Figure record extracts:
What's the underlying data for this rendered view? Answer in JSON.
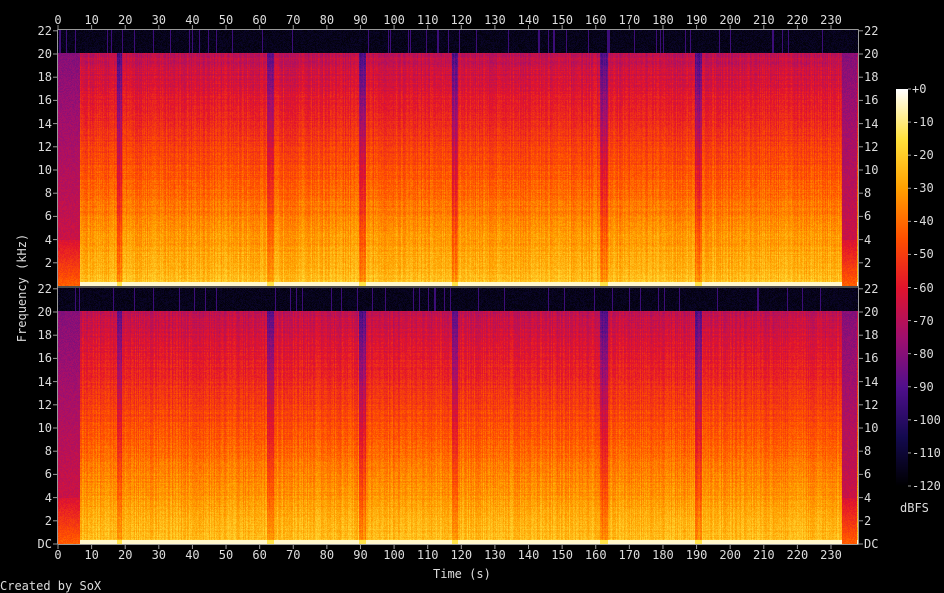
{
  "chart_data": {
    "type": "heatmap",
    "title": "",
    "xlabel": "Time (s)",
    "ylabel": "Frequency (kHz)",
    "channels": 2,
    "xlim": [
      0,
      237.7
    ],
    "ylim": [
      0,
      22.05
    ],
    "x_ticks": [
      0,
      10,
      20,
      30,
      40,
      50,
      60,
      70,
      80,
      90,
      100,
      110,
      120,
      130,
      140,
      150,
      160,
      170,
      180,
      190,
      200,
      210,
      220,
      230
    ],
    "y_ticks": [
      "DC",
      "2",
      "4",
      "6",
      "8",
      "10",
      "12",
      "14",
      "16",
      "18",
      "20",
      "22"
    ],
    "y_ticks_upper": [
      "2",
      "4",
      "6",
      "8",
      "10",
      "12",
      "14",
      "16",
      "18",
      "20",
      "22"
    ],
    "lowpass_khz": 20,
    "quiet_segments_s": [
      [
        0,
        6.5
      ],
      [
        17.5,
        19
      ],
      [
        62,
        64
      ],
      [
        89.5,
        91.5
      ],
      [
        117,
        119
      ],
      [
        161,
        163.5
      ],
      [
        189.5,
        191.5
      ],
      [
        233,
        237.7
      ]
    ],
    "colorbar": {
      "label": "dBFS",
      "range": [
        -120,
        0
      ],
      "ticks": [
        "+0",
        "-10",
        "-20",
        "-30",
        "-40",
        "-50",
        "-60",
        "-70",
        "-80",
        "-90",
        "-100",
        "-110",
        "-120"
      ],
      "colors": [
        "#000000",
        "#1a0a5c",
        "#5a0a8a",
        "#a0106a",
        "#e0102a",
        "#ff5000",
        "#ffa000",
        "#ffe040",
        "#ffffff"
      ]
    }
  },
  "footer": "Created by SoX"
}
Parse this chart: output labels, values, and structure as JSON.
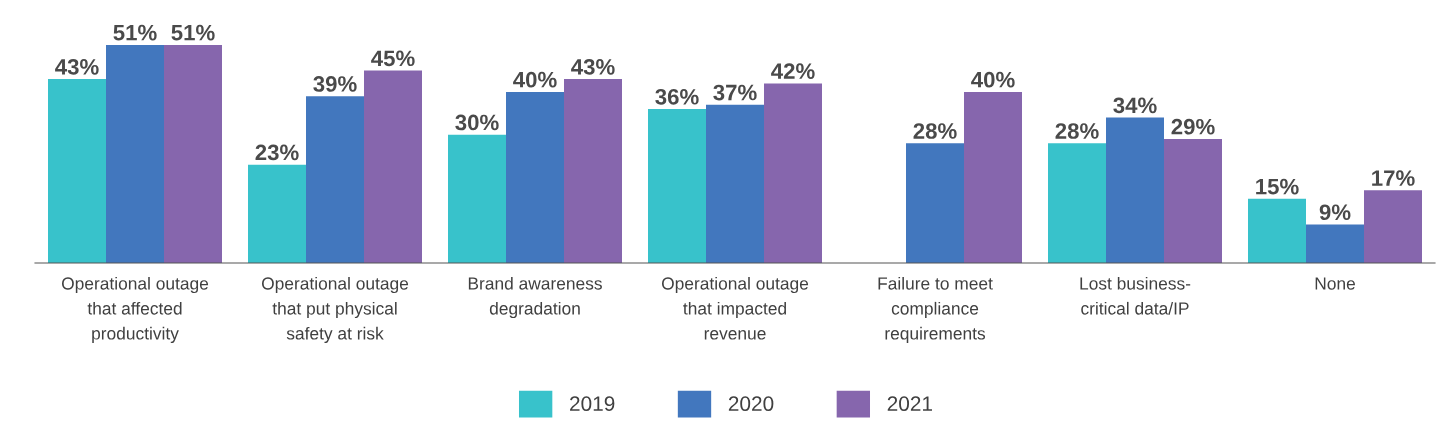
{
  "chart_data": {
    "type": "bar",
    "categories": [
      "Operational outage\nthat affected\nproductivity",
      "Operational outage\nthat put physical\nsafety at risk",
      "Brand awareness\ndegradation",
      "Operational outage\nthat impacted\nrevenue",
      "Failure to meet\ncompliance\nrequirements",
      "Lost business-\ncritical data/IP",
      "None"
    ],
    "series": [
      {
        "name": "2019",
        "color": "#38c2cb",
        "values": [
          43,
          23,
          30,
          36,
          null,
          28,
          15
        ],
        "value_labels": [
          "43%",
          "23%",
          "30%",
          "36%",
          null,
          "28%",
          "15%"
        ]
      },
      {
        "name": "2020",
        "color": "#4277be",
        "values": [
          51,
          39,
          40,
          37,
          28,
          34,
          9
        ],
        "value_labels": [
          "51%",
          "39%",
          "40%",
          "37%",
          "28%",
          "34%",
          "9%"
        ]
      },
      {
        "name": "2021",
        "color": "#8666ad",
        "values": [
          51,
          45,
          43,
          42,
          40,
          29,
          17
        ],
        "value_labels": [
          "51%",
          "45%",
          "43%",
          "42%",
          "40%",
          "29%",
          "17%"
        ]
      }
    ],
    "legend": "bottom",
    "grid": false,
    "tick_labels": "x"
  }
}
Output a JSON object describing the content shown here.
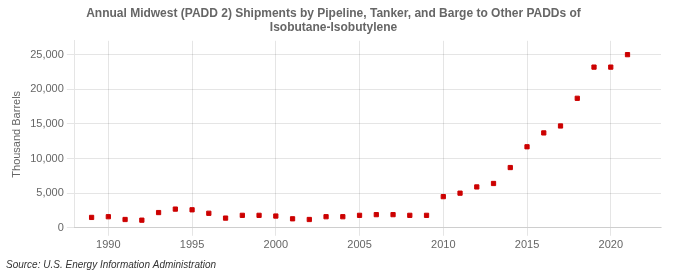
{
  "chart_data": {
    "type": "scatter",
    "title": "Annual Midwest (PADD 2) Shipments by Pipeline, Tanker, and Barge to Other PADDs of\nIsobutane-Isobutylene",
    "ylabel": "Thousand Barrels",
    "source": "Source: U.S. Energy Information Administration",
    "x": [
      1989,
      1990,
      1991,
      1992,
      1993,
      1994,
      1995,
      1996,
      1997,
      1998,
      1999,
      2000,
      2001,
      2002,
      2003,
      2004,
      2005,
      2006,
      2007,
      2008,
      2009,
      2010,
      2011,
      2012,
      2013,
      2014,
      2015,
      2016,
      2017,
      2018,
      2019,
      2020,
      2021
    ],
    "values": [
      1500,
      1600,
      1200,
      1100,
      2200,
      2700,
      2600,
      2100,
      1400,
      1800,
      1800,
      1700,
      1300,
      1200,
      1600,
      1600,
      1800,
      1900,
      1900,
      1800,
      1800,
      4500,
      5000,
      5900,
      6400,
      8700,
      11700,
      13700,
      14700,
      18700,
      23200,
      23200,
      25000
    ],
    "color": "#cc0000",
    "marker": "square",
    "xlim": [
      1988,
      2023
    ],
    "xticks": [
      1990,
      1995,
      2000,
      2005,
      2010,
      2015,
      2020
    ],
    "ylim": [
      0,
      27000
    ],
    "yticks": [
      0,
      {
        "value": 5000,
        "label": "5,000"
      },
      {
        "value": 10000,
        "label": "10,000"
      },
      {
        "value": 15000,
        "label": "15,000"
      },
      {
        "value": 20000,
        "label": "20,000"
      },
      {
        "value": 25000,
        "label": "25,000"
      }
    ],
    "grid": true
  }
}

- _Written problem_:
Reproduce each record above by retyping it exactly; omit all images.

- _Solved problem_:
What's the underlying data for this rendered view? Answer in JSON.
{
  "chart_data": {
    "type": "heatmap",
    "title": "",
    "xlabel": "Time (s)",
    "ylabel": "Frequency (kHz)",
    "channels": 2,
    "xlim": [
      0,
      237.7
    ],
    "ylim": [
      0,
      22.05
    ],
    "x_ticks": [
      0,
      10,
      20,
      30,
      40,
      50,
      60,
      70,
      80,
      90,
      100,
      110,
      120,
      130,
      140,
      150,
      160,
      170,
      180,
      190,
      200,
      210,
      220,
      230
    ],
    "y_ticks": [
      "DC",
      "2",
      "4",
      "6",
      "8",
      "10",
      "12",
      "14",
      "16",
      "18",
      "20",
      "22"
    ],
    "y_ticks_upper": [
      "2",
      "4",
      "6",
      "8",
      "10",
      "12",
      "14",
      "16",
      "18",
      "20",
      "22"
    ],
    "lowpass_khz": 20,
    "quiet_segments_s": [
      [
        0,
        6.5
      ],
      [
        17.5,
        19
      ],
      [
        62,
        64
      ],
      [
        89.5,
        91.5
      ],
      [
        117,
        119
      ],
      [
        161,
        163.5
      ],
      [
        189.5,
        191.5
      ],
      [
        233,
        237.7
      ]
    ],
    "colorbar": {
      "label": "dBFS",
      "range": [
        -120,
        0
      ],
      "ticks": [
        "+0",
        "-10",
        "-20",
        "-30",
        "-40",
        "-50",
        "-60",
        "-70",
        "-80",
        "-90",
        "-100",
        "-110",
        "-120"
      ],
      "colors": [
        "#000000",
        "#1a0a5c",
        "#5a0a8a",
        "#a0106a",
        "#e0102a",
        "#ff5000",
        "#ffa000",
        "#ffe040",
        "#ffffff"
      ]
    }
  },
  "footer": "Created by SoX"
}
Parse this chart: output labels, values, and structure as JSON.
{
  "chart_data": {
    "type": "bar",
    "categories": [
      "Operational outage\nthat affected\nproductivity",
      "Operational outage\nthat put physical\nsafety at risk",
      "Brand awareness\ndegradation",
      "Operational outage\nthat impacted\nrevenue",
      "Failure to meet\ncompliance\nrequirements",
      "Lost business-\ncritical data/IP",
      "None"
    ],
    "series": [
      {
        "name": "2019",
        "color": "#38c2cb",
        "values": [
          43,
          23,
          30,
          36,
          null,
          28,
          15
        ],
        "value_labels": [
          "43%",
          "23%",
          "30%",
          "36%",
          null,
          "28%",
          "15%"
        ]
      },
      {
        "name": "2020",
        "color": "#4277be",
        "values": [
          51,
          39,
          40,
          37,
          28,
          34,
          9
        ],
        "value_labels": [
          "51%",
          "39%",
          "40%",
          "37%",
          "28%",
          "34%",
          "9%"
        ]
      },
      {
        "name": "2021",
        "color": "#8666ad",
        "values": [
          51,
          45,
          43,
          42,
          40,
          29,
          17
        ],
        "value_labels": [
          "51%",
          "45%",
          "43%",
          "42%",
          "40%",
          "29%",
          "17%"
        ]
      }
    ],
    "legend": "bottom",
    "grid": false,
    "tick_labels": "x"
  }
}
Output a JSON object describing the content shown here.
{
  "chart_data": {
    "type": "scatter",
    "title": "Annual Midwest (PADD 2) Shipments by Pipeline, Tanker, and Barge to Other PADDs of\nIsobutane-Isobutylene",
    "ylabel": "Thousand Barrels",
    "source": "Source: U.S. Energy Information Administration",
    "x": [
      1989,
      1990,
      1991,
      1992,
      1993,
      1994,
      1995,
      1996,
      1997,
      1998,
      1999,
      2000,
      2001,
      2002,
      2003,
      2004,
      2005,
      2006,
      2007,
      2008,
      2009,
      2010,
      2011,
      2012,
      2013,
      2014,
      2015,
      2016,
      2017,
      2018,
      2019,
      2020,
      2021
    ],
    "values": [
      1500,
      1600,
      1200,
      1100,
      2200,
      2700,
      2600,
      2100,
      1400,
      1800,
      1800,
      1700,
      1300,
      1200,
      1600,
      1600,
      1800,
      1900,
      1900,
      1800,
      1800,
      4500,
      5000,
      5900,
      6400,
      8700,
      11700,
      13700,
      14700,
      18700,
      23200,
      23200,
      25000
    ],
    "color": "#cc0000",
    "marker": "square",
    "xlim": [
      1988,
      2023
    ],
    "xticks": [
      1990,
      1995,
      2000,
      2005,
      2010,
      2015,
      2020
    ],
    "ylim": [
      0,
      27000
    ],
    "yticks": [
      0,
      {
        "value": 5000,
        "label": "5,000"
      },
      {
        "value": 10000,
        "label": "10,000"
      },
      {
        "value": 15000,
        "label": "15,000"
      },
      {
        "value": 20000,
        "label": "20,000"
      },
      {
        "value": 25000,
        "label": "25,000"
      }
    ],
    "grid": true
  }
}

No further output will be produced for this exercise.